>> start Dataset content

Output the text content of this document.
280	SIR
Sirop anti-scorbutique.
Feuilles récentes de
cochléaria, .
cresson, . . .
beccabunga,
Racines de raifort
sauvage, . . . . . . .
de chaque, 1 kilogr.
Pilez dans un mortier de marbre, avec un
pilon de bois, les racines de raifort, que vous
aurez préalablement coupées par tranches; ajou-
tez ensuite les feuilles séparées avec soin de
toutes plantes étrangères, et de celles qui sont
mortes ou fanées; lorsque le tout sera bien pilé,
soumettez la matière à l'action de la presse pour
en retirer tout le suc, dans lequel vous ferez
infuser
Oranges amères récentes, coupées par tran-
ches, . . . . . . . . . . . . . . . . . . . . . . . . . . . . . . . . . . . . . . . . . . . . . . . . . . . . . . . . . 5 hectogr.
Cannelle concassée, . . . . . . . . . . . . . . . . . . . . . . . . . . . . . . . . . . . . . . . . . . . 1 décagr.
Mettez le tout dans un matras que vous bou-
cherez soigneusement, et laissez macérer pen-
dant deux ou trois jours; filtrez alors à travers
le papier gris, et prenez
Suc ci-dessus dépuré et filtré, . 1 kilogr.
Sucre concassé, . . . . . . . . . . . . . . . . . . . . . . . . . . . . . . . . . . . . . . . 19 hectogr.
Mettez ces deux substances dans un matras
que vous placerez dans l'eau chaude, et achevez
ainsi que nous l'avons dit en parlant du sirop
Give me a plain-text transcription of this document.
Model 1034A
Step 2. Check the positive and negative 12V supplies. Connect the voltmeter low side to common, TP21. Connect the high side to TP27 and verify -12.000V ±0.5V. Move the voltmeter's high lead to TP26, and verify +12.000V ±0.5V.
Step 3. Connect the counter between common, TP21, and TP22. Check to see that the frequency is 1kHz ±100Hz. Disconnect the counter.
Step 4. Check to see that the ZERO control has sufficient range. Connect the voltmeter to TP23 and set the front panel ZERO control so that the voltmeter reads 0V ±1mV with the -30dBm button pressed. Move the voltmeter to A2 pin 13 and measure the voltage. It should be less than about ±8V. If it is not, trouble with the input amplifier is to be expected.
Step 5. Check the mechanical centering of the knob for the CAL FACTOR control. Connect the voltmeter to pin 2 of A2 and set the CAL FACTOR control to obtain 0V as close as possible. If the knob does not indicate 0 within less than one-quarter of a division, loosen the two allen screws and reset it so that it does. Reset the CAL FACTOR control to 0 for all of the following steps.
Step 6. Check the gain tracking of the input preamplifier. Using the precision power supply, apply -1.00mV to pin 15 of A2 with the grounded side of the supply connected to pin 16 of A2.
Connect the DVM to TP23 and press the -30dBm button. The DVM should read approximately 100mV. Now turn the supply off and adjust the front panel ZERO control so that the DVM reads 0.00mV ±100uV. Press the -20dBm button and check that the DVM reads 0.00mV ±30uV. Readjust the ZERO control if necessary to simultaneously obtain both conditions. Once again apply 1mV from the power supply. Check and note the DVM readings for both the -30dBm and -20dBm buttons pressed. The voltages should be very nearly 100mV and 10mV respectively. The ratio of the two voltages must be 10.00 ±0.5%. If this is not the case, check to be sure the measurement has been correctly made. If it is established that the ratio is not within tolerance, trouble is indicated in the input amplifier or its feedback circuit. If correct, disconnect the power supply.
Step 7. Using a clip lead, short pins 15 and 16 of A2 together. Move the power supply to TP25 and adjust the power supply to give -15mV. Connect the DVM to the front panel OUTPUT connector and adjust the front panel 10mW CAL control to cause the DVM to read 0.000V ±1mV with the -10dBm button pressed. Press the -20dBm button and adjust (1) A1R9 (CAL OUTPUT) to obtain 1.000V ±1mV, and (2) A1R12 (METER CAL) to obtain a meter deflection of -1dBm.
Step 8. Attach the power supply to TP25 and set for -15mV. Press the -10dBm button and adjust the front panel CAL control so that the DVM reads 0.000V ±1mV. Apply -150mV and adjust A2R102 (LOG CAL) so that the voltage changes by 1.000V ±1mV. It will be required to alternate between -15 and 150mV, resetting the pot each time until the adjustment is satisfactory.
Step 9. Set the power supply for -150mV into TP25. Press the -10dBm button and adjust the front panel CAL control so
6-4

>> end Dataset content

Print all of the data exactly as it was given.

**Output of the exercise**:
Output the text content of this document.
280	SIR
Sirop anti-scorbutique.
Feuilles récentes de
cochléaria, .
cresson, . . .
beccabunga,
Racines de raifort
sauvage, . . . . . . .
de chaque, 1 kilogr.
Pilez dans un mortier de marbre, avec un
pilon de bois, les racines de raifort, que vous
aurez préalablement coupées par tranches; ajou-
tez ensuite les feuilles séparées avec soin de
toutes plantes étrangères, et de celles qui sont
mortes ou fanées; lorsque le tout sera bien pilé,
soumettez la matière à l'action de la presse pour
en retirer tout le suc, dans lequel vous ferez
infuser
Oranges amères récentes, coupées par tran-
ches, . . . . . . . . . . . . . . . . . . . . . . . . . . . . . . . . . . . . . . . . . . . . . . . . . . . . . . . . . 5 hectogr.
Cannelle concassée, . . . . . . . . . . . . . . . . . . . . . . . . . . . . . . . . . . . . . . . . . . . 1 décagr.
Mettez le tout dans un matras que vous bou-
cherez soigneusement, et laissez macérer pen-
dant deux ou trois jours; filtrez alors à travers
le papier gris, et prenez
Suc ci-dessus dépuré et filtré, . 1 kilogr.
Sucre concassé, . . . . . . . . . . . . . . . . . . . . . . . . . . . . . . . . . . . . . . . 19 hectogr.
Mettez ces deux substances dans un matras
que vous placerez dans l'eau chaude, et achevez
ainsi que nous l'avons dit en parlant du sirop
Give me a plain-text transcription of this document.
Model 1034A
Step 2. Check the positive and negative 12V supplies. Connect the voltmeter low side to common, TP21. Connect the high side to TP27 and verify -12.000V ±0.5V. Move the voltmeter's high lead to TP26, and verify +12.000V ±0.5V.
Step 3. Connect the counter between common, TP21, and TP22. Check to see that the frequency is 1kHz ±100Hz. Disconnect the counter.
Step 4. Check to see that the ZERO control has sufficient range. Connect the voltmeter to TP23 and set the front panel ZERO control so that the voltmeter reads 0V ±1mV with the -30dBm button pressed. Move the voltmeter to A2 pin 13 and measure the voltage. It should be less than about ±8V. If it is not, trouble with the input amplifier is to be expected.
Step 5. Check the mechanical centering of the knob for the CAL FACTOR control. Connect the voltmeter to pin 2 of A2 and set the CAL FACTOR control to obtain 0V as close as possible. If the knob does not indicate 0 within less than one-quarter of a division, loosen the two allen screws and reset it so that it does. Reset the CAL FACTOR control to 0 for all of the following steps.
Step 6. Check the gain tracking of the input preamplifier. Using the precision power supply, apply -1.00mV to pin 15 of A2 with the grounded side of the supply connected to pin 16 of A2.
Connect the DVM to TP23 and press the -30dBm button. The DVM should read approximately 100mV. Now turn the supply off and adjust the front panel ZERO control so that the DVM reads 0.00mV ±100uV. Press the -20dBm button and check that the DVM reads 0.00mV ±30uV. Readjust the ZERO control if necessary to simultaneously obtain both conditions. Once again apply 1mV from the power supply. Check and note the DVM readings for both the -30dBm and -20dBm buttons pressed. The voltages should be very nearly 100mV and 10mV respectively. The ratio of the two voltages must be 10.00 ±0.5%. If this is not the case, check to be sure the measurement has been correctly made. If it is established that the ratio is not within tolerance, trouble is indicated in the input amplifier or its feedback circuit. If correct, disconnect the power supply.
Step 7. Using a clip lead, short pins 15 and 16 of A2 together. Move the power supply to TP25 and adjust the power supply to give -15mV. Connect the DVM to the front panel OUTPUT connector and adjust the front panel 10mW CAL control to cause the DVM to read 0.000V ±1mV with the -10dBm button pressed. Press the -20dBm button and adjust (1) A1R9 (CAL OUTPUT) to obtain 1.000V ±1mV, and (2) A1R12 (METER CAL) to obtain a meter deflection of -1dBm.
Step 8. Attach the power supply to TP25 and set for -15mV. Press the -10dBm button and adjust the front panel CAL control so that the DVM reads 0.000V ±1mV. Apply -150mV and adjust A2R102 (LOG CAL) so that the voltage changes by 1.000V ±1mV. It will be required to alternate between -15 and 150mV, resetting the pot each time until the adjustment is satisfactory.
Step 9. Set the power supply for -150mV into TP25. Press the -10dBm button and adjust the front panel CAL control so
6-4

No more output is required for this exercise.